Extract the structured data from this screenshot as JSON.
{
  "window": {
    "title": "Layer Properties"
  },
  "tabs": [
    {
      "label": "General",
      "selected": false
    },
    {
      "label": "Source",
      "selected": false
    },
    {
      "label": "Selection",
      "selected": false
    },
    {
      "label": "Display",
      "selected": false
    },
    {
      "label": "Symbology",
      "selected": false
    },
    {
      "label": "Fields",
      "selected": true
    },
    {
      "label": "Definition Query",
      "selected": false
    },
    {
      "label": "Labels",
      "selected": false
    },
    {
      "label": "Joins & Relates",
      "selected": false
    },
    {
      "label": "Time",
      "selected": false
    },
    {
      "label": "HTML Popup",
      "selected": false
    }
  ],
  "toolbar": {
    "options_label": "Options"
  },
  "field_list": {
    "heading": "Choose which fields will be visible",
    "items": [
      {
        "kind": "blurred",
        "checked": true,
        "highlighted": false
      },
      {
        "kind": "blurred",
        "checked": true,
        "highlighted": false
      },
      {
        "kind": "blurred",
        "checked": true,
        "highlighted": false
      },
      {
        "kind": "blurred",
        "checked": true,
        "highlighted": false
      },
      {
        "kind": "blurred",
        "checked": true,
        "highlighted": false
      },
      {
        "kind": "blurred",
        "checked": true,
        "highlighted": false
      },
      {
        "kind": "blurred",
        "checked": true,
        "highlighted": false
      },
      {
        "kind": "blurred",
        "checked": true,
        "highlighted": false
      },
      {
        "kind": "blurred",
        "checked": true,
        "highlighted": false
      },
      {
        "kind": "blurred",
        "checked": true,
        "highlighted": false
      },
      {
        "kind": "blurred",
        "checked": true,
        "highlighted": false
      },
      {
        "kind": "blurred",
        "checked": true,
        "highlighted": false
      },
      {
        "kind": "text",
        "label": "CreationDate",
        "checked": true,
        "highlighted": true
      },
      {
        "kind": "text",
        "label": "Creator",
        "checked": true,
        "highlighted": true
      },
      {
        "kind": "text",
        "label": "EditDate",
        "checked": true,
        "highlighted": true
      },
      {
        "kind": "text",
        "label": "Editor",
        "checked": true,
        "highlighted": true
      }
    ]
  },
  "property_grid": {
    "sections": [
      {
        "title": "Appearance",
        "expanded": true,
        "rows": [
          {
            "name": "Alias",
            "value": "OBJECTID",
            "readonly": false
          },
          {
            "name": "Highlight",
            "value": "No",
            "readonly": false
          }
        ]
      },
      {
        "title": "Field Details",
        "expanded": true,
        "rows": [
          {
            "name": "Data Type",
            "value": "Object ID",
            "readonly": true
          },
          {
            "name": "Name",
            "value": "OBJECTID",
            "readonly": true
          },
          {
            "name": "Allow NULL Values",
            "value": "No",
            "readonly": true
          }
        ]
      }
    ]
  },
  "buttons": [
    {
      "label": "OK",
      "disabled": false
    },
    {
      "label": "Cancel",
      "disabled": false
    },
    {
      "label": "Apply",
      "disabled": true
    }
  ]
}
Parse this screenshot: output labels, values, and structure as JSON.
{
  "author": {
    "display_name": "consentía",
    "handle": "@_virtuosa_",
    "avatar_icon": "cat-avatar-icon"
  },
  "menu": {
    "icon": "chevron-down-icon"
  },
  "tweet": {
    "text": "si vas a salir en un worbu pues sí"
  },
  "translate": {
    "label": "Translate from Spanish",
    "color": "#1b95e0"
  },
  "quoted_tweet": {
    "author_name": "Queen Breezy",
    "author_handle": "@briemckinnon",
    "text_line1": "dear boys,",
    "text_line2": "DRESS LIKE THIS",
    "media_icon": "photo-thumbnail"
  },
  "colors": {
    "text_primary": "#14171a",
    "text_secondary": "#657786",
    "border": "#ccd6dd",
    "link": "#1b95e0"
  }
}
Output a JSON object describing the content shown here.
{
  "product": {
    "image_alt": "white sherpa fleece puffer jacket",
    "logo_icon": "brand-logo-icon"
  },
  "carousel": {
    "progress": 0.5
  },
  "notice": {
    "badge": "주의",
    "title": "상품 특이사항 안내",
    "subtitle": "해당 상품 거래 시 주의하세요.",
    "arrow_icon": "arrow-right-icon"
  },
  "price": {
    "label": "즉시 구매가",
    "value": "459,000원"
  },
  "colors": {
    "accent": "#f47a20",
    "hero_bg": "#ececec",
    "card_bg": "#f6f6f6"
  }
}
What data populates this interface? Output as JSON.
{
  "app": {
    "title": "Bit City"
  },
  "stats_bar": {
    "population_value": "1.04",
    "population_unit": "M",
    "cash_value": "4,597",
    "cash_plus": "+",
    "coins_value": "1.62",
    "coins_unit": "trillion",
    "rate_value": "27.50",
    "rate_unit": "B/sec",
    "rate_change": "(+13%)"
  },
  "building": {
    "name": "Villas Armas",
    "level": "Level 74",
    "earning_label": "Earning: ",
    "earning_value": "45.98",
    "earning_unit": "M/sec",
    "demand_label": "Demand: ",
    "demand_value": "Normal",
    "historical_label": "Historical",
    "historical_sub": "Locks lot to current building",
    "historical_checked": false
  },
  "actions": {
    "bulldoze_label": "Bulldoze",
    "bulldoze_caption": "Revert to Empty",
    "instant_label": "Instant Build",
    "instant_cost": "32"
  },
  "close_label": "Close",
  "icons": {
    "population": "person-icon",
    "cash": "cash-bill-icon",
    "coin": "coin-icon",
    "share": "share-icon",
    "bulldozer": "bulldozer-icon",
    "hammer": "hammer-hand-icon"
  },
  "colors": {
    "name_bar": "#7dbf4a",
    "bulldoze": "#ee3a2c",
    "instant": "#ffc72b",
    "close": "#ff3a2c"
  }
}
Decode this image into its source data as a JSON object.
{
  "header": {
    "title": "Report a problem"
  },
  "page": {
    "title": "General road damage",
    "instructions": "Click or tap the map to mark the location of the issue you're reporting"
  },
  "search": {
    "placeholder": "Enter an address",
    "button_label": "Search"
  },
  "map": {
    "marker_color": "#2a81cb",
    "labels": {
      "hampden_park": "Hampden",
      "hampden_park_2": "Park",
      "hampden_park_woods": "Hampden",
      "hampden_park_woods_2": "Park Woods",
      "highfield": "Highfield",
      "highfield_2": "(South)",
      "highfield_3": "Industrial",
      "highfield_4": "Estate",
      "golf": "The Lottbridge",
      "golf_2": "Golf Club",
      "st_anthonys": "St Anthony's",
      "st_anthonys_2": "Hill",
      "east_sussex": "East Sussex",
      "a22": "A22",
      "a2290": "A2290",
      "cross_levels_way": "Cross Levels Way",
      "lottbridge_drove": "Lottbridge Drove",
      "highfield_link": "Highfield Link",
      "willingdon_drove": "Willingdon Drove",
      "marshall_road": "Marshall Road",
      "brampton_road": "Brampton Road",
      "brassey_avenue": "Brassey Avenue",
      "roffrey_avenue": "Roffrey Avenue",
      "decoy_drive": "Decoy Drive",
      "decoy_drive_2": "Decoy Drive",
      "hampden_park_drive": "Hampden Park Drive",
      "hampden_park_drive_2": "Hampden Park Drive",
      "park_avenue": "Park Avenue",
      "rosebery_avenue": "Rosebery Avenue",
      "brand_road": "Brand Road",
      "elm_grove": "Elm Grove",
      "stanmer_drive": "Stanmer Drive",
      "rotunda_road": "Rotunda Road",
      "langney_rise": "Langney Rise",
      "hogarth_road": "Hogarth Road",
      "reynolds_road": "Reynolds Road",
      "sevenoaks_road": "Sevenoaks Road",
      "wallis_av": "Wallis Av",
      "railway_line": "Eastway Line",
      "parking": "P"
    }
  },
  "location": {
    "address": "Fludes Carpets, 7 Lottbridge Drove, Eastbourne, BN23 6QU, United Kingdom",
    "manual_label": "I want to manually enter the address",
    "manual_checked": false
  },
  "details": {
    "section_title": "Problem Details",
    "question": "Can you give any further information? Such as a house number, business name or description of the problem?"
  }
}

..........

[Written request] Check each line above for the string "address", then copy the ones that have it.

[Expected answer]
    "placeholder": "Enter an address",
    "address": "Fludes Carpets, 7 Lottbridge Drove, Eastbourne, BN23 6QU, United Kingdom",
    "manual_label": "I want to manually enter the address",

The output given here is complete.